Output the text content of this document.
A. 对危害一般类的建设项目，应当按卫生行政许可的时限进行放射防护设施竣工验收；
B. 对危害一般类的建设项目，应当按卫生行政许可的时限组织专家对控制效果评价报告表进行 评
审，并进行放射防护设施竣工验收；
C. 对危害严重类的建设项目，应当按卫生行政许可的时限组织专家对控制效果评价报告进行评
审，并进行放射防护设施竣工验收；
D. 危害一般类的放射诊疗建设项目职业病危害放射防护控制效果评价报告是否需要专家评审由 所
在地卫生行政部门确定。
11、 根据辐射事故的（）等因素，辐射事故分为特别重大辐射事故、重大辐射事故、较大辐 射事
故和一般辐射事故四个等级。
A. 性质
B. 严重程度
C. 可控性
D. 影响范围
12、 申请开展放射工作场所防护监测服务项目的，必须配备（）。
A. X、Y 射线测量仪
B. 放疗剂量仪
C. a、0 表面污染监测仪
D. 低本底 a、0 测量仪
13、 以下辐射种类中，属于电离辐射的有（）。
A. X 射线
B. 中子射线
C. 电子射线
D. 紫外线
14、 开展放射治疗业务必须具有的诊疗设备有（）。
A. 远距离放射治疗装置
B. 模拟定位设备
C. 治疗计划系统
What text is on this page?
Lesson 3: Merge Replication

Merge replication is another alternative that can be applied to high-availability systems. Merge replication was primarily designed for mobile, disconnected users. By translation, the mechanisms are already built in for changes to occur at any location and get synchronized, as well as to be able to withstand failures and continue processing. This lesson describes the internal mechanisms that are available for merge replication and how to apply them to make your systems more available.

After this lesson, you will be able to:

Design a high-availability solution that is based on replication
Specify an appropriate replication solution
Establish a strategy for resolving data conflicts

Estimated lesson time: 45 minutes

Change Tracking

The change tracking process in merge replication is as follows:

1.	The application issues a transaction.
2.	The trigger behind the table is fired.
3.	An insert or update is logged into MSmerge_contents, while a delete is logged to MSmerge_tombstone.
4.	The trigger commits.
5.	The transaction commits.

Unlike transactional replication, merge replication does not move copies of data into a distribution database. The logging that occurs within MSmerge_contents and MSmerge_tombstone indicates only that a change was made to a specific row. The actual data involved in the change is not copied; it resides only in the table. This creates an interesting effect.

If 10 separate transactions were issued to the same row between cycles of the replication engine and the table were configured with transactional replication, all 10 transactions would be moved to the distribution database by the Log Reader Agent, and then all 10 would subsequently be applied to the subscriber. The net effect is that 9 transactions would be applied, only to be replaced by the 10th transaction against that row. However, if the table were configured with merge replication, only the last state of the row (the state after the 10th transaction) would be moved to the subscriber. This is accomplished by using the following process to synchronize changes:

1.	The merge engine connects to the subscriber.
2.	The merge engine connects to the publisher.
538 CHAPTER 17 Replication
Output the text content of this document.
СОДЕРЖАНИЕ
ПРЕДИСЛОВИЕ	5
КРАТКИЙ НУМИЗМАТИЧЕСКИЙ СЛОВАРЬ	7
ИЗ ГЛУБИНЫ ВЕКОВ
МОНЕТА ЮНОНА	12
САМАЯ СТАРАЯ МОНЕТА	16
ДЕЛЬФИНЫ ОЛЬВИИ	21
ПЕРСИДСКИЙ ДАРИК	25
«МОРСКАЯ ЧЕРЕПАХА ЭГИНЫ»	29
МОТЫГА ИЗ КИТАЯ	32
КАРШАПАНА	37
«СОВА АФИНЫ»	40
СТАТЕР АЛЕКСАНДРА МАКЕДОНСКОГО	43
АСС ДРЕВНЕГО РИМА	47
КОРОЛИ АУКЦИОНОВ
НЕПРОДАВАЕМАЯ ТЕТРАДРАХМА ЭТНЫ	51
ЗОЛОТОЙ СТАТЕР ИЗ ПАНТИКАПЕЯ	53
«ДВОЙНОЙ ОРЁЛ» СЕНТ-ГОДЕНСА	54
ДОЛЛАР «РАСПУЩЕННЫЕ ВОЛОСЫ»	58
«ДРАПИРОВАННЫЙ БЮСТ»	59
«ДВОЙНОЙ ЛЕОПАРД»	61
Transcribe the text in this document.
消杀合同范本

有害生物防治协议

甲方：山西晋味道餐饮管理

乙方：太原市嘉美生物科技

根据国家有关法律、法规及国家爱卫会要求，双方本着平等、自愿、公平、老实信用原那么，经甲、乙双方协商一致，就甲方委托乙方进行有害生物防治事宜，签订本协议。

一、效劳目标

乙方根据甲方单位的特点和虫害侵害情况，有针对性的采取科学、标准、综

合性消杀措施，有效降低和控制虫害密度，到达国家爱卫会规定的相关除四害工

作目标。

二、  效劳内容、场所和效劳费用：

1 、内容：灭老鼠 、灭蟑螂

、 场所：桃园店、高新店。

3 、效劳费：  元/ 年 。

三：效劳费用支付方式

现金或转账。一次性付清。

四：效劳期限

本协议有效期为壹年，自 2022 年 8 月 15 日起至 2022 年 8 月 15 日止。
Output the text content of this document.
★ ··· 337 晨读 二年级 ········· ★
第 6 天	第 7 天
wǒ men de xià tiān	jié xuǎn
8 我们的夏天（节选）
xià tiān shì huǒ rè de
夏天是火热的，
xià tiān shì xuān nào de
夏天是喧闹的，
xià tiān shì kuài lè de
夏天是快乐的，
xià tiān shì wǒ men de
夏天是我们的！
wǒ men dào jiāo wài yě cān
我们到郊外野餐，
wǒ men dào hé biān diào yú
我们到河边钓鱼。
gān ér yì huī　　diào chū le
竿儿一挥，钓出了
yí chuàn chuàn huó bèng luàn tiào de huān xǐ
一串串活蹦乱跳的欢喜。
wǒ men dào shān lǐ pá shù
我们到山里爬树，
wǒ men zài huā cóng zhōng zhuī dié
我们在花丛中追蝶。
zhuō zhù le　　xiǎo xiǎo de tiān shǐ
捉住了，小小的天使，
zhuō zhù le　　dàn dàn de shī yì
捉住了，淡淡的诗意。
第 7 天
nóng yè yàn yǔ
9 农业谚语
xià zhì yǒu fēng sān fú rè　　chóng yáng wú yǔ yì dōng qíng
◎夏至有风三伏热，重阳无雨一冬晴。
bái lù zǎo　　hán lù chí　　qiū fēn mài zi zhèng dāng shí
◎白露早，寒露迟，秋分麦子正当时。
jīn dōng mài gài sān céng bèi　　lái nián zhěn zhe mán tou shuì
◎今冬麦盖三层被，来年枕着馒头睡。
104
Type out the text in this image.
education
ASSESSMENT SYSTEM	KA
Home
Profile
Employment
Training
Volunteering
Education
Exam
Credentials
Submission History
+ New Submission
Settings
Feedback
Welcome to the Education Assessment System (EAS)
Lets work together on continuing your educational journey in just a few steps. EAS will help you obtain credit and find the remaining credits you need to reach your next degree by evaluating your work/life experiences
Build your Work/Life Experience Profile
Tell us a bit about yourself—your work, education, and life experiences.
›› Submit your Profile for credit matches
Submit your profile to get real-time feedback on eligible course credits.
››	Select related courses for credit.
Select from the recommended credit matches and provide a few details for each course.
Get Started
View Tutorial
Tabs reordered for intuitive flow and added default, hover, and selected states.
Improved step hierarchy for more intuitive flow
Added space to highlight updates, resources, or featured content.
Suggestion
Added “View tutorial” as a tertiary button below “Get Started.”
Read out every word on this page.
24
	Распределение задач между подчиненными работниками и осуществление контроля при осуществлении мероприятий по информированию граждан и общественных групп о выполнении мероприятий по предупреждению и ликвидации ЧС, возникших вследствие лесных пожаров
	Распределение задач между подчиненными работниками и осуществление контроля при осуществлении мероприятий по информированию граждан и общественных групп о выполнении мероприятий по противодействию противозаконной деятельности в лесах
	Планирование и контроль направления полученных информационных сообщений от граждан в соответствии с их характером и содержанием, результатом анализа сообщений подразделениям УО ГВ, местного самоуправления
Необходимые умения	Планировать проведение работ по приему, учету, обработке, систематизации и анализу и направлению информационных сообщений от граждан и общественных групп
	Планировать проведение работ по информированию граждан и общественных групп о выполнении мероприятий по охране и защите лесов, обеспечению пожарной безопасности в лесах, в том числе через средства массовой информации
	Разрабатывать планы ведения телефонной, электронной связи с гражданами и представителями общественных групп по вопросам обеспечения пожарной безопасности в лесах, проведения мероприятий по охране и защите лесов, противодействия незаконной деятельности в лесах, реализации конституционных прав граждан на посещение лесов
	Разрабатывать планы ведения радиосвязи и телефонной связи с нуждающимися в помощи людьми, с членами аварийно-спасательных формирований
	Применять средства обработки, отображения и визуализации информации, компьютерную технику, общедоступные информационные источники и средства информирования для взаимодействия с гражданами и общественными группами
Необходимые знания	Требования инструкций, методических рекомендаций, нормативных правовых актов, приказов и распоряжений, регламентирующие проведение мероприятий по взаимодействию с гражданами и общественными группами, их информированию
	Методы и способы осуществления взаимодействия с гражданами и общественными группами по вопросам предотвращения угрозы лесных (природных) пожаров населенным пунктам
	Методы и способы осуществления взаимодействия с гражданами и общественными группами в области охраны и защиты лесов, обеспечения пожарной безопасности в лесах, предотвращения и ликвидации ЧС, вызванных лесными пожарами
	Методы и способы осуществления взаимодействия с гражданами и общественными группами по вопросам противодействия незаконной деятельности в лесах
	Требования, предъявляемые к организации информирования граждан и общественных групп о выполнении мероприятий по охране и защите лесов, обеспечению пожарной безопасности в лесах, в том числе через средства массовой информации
========================================================================
Aim of the task: Extract from the material all lines containing the string "will".

Result of the task:
After this lesson, you will be able to:
Lets work together on continuing your educational journey in just a few steps. EAS will help you obtain credit and find the remaining credits you need to reach your next degree by evaluating your work/life experiences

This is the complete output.